- _Aim of the task_: Locate and copy each line in the data that contains the word "plus".

Records from a data collection
— BEGIN —
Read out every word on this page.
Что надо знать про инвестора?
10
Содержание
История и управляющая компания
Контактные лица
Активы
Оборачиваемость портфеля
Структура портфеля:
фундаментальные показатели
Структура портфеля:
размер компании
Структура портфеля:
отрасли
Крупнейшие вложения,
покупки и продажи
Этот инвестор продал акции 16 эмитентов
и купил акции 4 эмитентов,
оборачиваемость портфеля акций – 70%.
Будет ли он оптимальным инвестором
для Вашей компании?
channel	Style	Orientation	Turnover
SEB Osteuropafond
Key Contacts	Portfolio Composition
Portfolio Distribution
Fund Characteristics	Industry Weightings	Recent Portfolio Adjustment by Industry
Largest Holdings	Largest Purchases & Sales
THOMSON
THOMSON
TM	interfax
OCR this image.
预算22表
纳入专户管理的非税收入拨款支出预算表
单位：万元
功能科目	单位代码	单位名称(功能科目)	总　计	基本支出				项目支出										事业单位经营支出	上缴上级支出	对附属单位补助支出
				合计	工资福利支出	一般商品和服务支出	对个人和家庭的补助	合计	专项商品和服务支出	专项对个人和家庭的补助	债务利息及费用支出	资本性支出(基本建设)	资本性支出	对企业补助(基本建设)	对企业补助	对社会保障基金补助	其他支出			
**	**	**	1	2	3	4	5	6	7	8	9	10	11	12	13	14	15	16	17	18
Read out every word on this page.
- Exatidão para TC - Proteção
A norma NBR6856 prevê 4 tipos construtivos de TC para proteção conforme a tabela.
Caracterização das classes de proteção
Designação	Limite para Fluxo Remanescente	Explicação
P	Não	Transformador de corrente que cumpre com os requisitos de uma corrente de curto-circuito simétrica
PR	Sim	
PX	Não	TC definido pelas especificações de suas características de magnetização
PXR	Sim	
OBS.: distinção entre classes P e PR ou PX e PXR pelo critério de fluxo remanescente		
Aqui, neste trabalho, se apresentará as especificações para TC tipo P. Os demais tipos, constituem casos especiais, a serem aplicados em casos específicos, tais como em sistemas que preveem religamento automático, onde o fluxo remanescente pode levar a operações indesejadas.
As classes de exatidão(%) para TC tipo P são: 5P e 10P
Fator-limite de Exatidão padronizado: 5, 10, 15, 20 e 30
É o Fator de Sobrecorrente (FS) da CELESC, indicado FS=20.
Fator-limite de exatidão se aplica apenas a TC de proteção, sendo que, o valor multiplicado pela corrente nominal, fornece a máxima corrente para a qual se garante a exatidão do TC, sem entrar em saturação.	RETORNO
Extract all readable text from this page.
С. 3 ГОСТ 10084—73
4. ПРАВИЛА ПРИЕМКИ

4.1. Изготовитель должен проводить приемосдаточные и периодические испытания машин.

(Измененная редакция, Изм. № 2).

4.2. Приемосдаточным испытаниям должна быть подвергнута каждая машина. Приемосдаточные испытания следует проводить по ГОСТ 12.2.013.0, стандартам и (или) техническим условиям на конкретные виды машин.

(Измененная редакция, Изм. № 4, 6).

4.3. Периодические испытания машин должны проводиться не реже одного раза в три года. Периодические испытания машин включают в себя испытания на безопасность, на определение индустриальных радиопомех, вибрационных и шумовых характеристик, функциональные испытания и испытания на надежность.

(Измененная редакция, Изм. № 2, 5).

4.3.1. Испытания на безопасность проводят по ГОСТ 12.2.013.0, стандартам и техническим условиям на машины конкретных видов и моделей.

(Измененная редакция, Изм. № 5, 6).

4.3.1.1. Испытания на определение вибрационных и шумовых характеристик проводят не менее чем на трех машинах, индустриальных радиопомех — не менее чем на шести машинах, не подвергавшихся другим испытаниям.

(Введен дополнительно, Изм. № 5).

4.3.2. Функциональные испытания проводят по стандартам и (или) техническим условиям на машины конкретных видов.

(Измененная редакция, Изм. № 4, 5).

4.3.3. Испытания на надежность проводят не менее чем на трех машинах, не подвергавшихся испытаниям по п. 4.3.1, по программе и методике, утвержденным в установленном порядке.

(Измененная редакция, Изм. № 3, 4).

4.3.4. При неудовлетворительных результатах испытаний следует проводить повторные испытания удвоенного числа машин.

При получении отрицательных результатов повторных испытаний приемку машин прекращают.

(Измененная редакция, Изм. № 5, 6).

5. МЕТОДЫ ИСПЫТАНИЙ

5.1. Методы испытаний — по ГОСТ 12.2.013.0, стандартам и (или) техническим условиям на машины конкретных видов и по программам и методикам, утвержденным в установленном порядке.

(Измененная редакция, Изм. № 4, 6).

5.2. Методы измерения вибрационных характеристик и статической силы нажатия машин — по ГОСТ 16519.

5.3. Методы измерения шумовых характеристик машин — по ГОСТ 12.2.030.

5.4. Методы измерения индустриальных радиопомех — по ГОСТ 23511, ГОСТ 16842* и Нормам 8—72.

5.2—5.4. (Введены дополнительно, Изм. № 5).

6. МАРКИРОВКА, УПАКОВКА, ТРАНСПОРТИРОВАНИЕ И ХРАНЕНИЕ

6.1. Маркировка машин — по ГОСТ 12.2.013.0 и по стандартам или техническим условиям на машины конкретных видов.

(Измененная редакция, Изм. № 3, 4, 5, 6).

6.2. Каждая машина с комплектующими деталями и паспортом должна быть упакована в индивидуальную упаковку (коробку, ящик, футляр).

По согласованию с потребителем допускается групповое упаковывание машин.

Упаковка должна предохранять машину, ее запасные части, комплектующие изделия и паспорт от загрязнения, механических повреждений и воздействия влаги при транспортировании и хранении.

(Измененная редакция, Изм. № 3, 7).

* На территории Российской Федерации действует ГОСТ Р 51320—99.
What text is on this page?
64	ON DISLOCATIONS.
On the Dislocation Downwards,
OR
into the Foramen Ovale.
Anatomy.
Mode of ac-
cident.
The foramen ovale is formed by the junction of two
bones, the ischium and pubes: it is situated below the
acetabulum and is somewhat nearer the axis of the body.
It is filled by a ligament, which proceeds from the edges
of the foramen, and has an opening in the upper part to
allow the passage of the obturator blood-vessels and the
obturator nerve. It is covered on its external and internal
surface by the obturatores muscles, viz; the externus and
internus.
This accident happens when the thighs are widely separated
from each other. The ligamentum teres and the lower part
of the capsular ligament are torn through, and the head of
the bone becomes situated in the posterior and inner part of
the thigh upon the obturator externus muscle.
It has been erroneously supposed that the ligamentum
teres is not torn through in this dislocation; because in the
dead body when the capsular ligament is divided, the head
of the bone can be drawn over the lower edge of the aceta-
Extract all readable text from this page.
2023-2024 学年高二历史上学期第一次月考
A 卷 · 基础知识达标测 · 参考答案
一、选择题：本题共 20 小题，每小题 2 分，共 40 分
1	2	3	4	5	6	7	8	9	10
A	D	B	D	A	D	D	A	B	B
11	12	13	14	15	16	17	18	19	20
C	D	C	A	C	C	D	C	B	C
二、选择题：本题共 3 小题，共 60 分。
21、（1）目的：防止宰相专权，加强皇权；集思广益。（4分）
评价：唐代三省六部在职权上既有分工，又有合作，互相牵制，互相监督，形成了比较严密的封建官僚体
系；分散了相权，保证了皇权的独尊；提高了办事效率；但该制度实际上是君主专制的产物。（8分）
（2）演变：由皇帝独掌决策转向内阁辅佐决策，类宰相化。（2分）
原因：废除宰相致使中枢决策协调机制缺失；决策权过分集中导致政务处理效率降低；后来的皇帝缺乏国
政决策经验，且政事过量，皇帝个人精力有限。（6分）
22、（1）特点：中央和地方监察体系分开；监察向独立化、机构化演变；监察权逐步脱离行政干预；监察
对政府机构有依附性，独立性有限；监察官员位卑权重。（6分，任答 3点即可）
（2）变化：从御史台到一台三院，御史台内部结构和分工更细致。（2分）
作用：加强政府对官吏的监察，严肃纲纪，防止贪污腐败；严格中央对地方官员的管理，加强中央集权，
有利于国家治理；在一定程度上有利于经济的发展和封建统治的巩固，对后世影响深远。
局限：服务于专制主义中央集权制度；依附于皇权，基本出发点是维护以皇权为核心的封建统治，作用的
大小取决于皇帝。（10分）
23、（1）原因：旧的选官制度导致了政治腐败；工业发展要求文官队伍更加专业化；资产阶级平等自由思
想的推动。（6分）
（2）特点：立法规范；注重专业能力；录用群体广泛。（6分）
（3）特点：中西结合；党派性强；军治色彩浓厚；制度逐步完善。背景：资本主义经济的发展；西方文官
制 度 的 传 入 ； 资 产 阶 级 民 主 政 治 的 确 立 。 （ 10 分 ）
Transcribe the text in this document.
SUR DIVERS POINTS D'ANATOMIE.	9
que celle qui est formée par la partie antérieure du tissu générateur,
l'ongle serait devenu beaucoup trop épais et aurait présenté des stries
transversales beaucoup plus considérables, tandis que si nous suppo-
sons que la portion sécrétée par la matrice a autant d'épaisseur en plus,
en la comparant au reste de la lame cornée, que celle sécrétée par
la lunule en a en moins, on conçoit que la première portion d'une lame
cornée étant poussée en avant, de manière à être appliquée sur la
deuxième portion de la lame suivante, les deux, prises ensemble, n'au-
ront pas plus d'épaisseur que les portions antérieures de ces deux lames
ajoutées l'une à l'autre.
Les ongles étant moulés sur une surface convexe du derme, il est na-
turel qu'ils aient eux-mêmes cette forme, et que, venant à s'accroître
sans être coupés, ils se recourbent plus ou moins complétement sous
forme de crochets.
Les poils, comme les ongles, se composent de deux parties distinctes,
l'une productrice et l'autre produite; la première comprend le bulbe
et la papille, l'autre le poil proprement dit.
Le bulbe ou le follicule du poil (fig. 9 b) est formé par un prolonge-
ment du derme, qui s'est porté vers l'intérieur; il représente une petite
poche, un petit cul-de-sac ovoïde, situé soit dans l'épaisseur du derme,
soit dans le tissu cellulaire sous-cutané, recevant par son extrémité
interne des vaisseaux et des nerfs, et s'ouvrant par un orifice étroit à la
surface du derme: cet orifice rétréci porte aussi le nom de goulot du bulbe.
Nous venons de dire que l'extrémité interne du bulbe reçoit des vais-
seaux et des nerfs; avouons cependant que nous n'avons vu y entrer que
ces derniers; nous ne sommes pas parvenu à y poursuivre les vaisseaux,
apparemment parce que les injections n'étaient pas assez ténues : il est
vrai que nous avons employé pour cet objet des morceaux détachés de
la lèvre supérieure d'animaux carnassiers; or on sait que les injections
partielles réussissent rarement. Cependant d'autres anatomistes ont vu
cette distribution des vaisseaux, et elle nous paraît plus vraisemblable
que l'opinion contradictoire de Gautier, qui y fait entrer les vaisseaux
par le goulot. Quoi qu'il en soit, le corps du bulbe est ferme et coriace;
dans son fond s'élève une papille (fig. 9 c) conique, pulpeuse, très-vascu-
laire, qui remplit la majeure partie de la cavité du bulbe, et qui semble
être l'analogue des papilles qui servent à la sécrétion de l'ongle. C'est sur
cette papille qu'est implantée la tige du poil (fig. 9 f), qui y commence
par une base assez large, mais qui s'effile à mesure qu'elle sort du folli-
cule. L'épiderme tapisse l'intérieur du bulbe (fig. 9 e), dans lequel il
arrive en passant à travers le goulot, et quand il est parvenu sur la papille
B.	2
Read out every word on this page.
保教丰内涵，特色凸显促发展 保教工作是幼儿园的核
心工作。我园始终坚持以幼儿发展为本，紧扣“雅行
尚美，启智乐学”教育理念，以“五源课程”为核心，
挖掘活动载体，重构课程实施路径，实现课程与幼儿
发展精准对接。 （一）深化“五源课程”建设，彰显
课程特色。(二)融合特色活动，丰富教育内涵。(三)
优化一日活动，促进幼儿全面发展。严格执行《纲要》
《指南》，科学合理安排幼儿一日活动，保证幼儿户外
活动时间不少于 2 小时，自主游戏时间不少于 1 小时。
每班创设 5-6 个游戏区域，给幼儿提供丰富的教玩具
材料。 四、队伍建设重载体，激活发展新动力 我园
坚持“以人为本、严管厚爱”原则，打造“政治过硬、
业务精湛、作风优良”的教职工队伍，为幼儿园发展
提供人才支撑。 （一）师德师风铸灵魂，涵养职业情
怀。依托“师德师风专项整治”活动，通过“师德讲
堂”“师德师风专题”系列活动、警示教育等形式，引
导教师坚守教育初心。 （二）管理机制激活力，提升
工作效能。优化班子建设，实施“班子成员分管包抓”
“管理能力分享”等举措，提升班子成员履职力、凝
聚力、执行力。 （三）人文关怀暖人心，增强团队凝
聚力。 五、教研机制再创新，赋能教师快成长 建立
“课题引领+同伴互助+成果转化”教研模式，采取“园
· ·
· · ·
— END —
- _The result_:
transversales beaucoup plus considérables, tandis que si nous suppo-
sons que la portion sécrétée par la matrice a autant d'épaisseur en plus,
ront pas plus d'épaisseur que les portions antérieures de ces deux lames
sans être coupés, ils se recourbent plus ou moins complétement sous
cette distribution des vaisseaux, et elle nous paraît plus vraisemblable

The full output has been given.